■ **Task goal**
Could you copy every line of the material below, character for character, without changing, adding or dropping anything?
-*-
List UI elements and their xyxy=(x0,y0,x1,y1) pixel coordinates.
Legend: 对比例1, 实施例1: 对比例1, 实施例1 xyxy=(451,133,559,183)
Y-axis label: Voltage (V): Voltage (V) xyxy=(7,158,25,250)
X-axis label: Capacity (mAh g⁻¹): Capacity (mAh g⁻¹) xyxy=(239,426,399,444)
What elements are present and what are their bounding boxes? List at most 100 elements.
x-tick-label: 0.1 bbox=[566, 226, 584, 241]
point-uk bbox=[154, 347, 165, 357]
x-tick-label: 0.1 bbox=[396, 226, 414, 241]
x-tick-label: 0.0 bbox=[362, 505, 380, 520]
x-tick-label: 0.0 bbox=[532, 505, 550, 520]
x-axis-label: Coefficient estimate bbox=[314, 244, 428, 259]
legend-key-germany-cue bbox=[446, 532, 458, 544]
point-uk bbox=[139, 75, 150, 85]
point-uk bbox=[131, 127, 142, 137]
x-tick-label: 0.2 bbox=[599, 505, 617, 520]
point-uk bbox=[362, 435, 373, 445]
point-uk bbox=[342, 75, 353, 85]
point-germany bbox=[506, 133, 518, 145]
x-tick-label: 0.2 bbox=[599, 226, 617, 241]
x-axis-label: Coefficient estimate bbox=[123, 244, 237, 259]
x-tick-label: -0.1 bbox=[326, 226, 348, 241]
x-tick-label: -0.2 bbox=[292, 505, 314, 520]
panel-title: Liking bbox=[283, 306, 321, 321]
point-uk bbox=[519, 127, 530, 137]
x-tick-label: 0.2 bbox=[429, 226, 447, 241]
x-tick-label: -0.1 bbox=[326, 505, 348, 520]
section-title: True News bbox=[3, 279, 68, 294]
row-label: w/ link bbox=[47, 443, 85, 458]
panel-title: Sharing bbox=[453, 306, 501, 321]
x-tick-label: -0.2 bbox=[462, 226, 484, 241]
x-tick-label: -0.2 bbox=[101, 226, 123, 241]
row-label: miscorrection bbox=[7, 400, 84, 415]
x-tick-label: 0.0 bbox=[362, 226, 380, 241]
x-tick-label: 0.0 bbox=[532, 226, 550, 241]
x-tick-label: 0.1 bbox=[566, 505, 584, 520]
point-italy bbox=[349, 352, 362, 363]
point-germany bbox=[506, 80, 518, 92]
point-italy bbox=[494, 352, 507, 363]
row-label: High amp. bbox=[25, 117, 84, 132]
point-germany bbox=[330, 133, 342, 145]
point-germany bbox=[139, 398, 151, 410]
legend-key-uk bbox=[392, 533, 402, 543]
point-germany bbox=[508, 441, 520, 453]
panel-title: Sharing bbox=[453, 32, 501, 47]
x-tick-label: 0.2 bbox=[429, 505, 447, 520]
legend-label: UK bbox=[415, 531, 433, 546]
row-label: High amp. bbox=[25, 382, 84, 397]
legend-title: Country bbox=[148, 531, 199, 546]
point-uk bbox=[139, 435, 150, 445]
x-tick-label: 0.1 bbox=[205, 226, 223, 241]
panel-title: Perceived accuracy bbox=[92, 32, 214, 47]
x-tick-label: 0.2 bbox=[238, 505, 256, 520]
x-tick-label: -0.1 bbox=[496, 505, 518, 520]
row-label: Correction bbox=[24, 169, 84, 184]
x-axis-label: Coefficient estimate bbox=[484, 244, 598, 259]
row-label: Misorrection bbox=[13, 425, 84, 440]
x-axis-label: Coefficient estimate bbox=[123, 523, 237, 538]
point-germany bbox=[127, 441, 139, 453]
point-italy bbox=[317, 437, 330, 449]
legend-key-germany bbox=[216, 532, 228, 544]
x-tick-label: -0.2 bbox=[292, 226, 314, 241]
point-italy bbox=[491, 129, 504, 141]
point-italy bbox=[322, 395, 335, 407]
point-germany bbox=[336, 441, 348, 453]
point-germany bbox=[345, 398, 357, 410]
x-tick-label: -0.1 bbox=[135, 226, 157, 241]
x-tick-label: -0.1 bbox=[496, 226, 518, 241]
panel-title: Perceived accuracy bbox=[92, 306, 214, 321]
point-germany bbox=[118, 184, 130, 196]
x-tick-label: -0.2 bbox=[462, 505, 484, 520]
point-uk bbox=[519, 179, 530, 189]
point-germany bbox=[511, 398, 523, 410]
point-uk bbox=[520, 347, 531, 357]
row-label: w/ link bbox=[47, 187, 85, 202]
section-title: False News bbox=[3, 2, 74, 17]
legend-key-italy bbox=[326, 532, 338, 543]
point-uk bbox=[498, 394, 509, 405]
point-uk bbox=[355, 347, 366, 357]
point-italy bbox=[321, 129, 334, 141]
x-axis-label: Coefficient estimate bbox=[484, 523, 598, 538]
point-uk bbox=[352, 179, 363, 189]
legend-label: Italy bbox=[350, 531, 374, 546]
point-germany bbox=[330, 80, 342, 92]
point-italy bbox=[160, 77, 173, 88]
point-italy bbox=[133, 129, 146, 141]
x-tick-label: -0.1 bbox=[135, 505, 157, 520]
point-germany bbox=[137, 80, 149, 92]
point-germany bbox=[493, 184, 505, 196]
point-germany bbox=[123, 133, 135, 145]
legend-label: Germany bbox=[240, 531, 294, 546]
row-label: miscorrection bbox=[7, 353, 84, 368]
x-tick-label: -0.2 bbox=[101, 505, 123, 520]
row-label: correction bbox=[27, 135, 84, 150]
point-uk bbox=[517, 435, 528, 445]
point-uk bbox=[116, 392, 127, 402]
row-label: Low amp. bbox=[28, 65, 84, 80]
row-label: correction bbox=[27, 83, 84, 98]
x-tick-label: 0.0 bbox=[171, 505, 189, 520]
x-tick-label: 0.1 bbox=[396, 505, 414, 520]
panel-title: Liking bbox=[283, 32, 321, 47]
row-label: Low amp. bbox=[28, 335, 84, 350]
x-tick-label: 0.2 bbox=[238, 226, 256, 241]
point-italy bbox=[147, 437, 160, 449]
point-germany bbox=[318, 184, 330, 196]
-*-
■ **Result for this exercise**
List UI elements and their xyxy=(x0,y0,x1,y1) pixel coordinates.
Legend: 对比例1, 实施例1: 对比例1, 实施例1 xyxy=(451,133,559,183)
Y-axis label: Voltage (V): Voltage (V) xyxy=(7,158,25,250)
X-axis label: Capacity (mAh g⁻¹): Capacity (mAh g⁻¹) xyxy=(239,426,399,444)
What elements are present and what are their bounding boxes? List at most 100 elements.
x-tick-label: 0.1 bbox=[566, 226, 584, 241]
point-uk bbox=[154, 347, 165, 357]
x-tick-label: 0.1 bbox=[396, 226, 414, 241]
x-tick-label: 0.0 bbox=[362, 505, 380, 520]
x-tick-label: 0.0 bbox=[532, 505, 550, 520]
x-axis-label: Coefficient estimate bbox=[314, 244, 428, 259]
legend-key-germany-cue bbox=[446, 532, 458, 544]
point-uk bbox=[139, 75, 150, 85]
point-uk bbox=[131, 127, 142, 137]
x-tick-label: 0.2 bbox=[599, 505, 617, 520]
point-uk bbox=[362, 435, 373, 445]
point-uk bbox=[342, 75, 353, 85]
point-germany bbox=[506, 133, 518, 145]
x-tick-label: 0.2 bbox=[599, 226, 617, 241]
x-axis-label: Coefficient estimate bbox=[123, 244, 237, 259]
x-tick-label: -0.1 bbox=[326, 226, 348, 241]
x-tick-label: -0.2 bbox=[292, 505, 314, 520]
panel-title: Liking bbox=[283, 306, 321, 321]
point-uk bbox=[519, 127, 530, 137]
x-tick-label: 0.2 bbox=[429, 226, 447, 241]
x-tick-label: -0.1 bbox=[326, 505, 348, 520]
section-title: True News bbox=[3, 279, 68, 294]
row-label: w/ link bbox=[47, 443, 85, 458]
panel-title: Sharing bbox=[453, 306, 501, 321]
x-tick-label: -0.2 bbox=[462, 226, 484, 241]
x-tick-label: -0.2 bbox=[101, 226, 123, 241]
row-label: miscorrection bbox=[7, 400, 84, 415]
x-tick-label: 0.0 bbox=[362, 226, 380, 241]
x-tick-label: 0.0 bbox=[532, 226, 550, 241]
x-tick-label: 0.1 bbox=[566, 505, 584, 520]
point-italy bbox=[349, 352, 362, 363]
point-germany bbox=[506, 80, 518, 92]
point-italy bbox=[494, 352, 507, 363]
row-label: High amp. bbox=[25, 117, 84, 132]
point-germany bbox=[330, 133, 342, 145]
point-germany bbox=[139, 398, 151, 410]
legend-key-uk bbox=[392, 533, 402, 543]
point-germany bbox=[508, 441, 520, 453]
panel-title: Sharing bbox=[453, 32, 501, 47]
x-tick-label: 0.2 bbox=[429, 505, 447, 520]
legend-label: UK bbox=[415, 531, 433, 546]
row-label: High amp. bbox=[25, 382, 84, 397]
legend-title: Country bbox=[148, 531, 199, 546]
point-uk bbox=[139, 435, 150, 445]
x-tick-label: 0.1 bbox=[205, 226, 223, 241]
panel-title: Perceived accuracy bbox=[92, 32, 214, 47]
x-tick-label: 0.2 bbox=[238, 505, 256, 520]
x-tick-label: -0.1 bbox=[496, 505, 518, 520]
row-label: Correction bbox=[24, 169, 84, 184]
x-axis-label: Coefficient estimate bbox=[484, 244, 598, 259]
row-label: Misorrection bbox=[13, 425, 84, 440]
x-axis-label: Coefficient estimate bbox=[123, 523, 237, 538]
point-germany bbox=[127, 441, 139, 453]
point-italy bbox=[317, 437, 330, 449]
legend-key-germany bbox=[216, 532, 228, 544]
x-tick-label: -0.2 bbox=[292, 226, 314, 241]
point-italy bbox=[491, 129, 504, 141]
point-italy bbox=[322, 395, 335, 407]
point-germany bbox=[336, 441, 348, 453]
point-germany bbox=[345, 398, 357, 410]
x-tick-label: -0.1 bbox=[135, 226, 157, 241]
x-tick-label: -0.1 bbox=[496, 226, 518, 241]
panel-title: Perceived accuracy bbox=[92, 306, 214, 321]
point-germany bbox=[118, 184, 130, 196]
x-tick-label: -0.2 bbox=[462, 505, 484, 520]
point-uk bbox=[519, 179, 530, 189]
point-germany bbox=[511, 398, 523, 410]
point-uk bbox=[520, 347, 531, 357]
row-label: w/ link bbox=[47, 187, 85, 202]
section-title: False News bbox=[3, 2, 74, 17]
legend-key-italy bbox=[326, 532, 338, 543]
point-uk bbox=[498, 394, 509, 405]
point-uk bbox=[355, 347, 366, 357]
point-italy bbox=[321, 129, 334, 141]
x-axis-label: Coefficient estimate bbox=[484, 523, 598, 538]
point-uk bbox=[352, 179, 363, 189]
legend-label: Italy bbox=[350, 531, 374, 546]
point-germany bbox=[330, 80, 342, 92]
point-italy bbox=[160, 77, 173, 88]
point-italy bbox=[133, 129, 146, 141]
x-tick-label: -0.1 bbox=[135, 505, 157, 520]
point-germany bbox=[137, 80, 149, 92]
point-germany bbox=[493, 184, 505, 196]
point-germany bbox=[123, 133, 135, 145]
legend-label: Germany bbox=[240, 531, 294, 546]
row-label: miscorrection bbox=[7, 353, 84, 368]
x-tick-label: -0.2 bbox=[101, 505, 123, 520]
row-label: correction bbox=[27, 135, 84, 150]
point-uk bbox=[517, 435, 528, 445]
point-uk bbox=[116, 392, 127, 402]
row-label: Low amp. bbox=[28, 65, 84, 80]
row-label: correction bbox=[27, 83, 84, 98]
x-tick-label: 0.0 bbox=[171, 505, 189, 520]
x-tick-label: 0.1 bbox=[396, 505, 414, 520]
panel-title: Liking bbox=[283, 32, 321, 47]
row-label: Low amp. bbox=[28, 335, 84, 350]
x-tick-label: 0.2 bbox=[238, 226, 256, 241]
point-italy bbox=[147, 437, 160, 449]
point-germany bbox=[318, 184, 330, 196]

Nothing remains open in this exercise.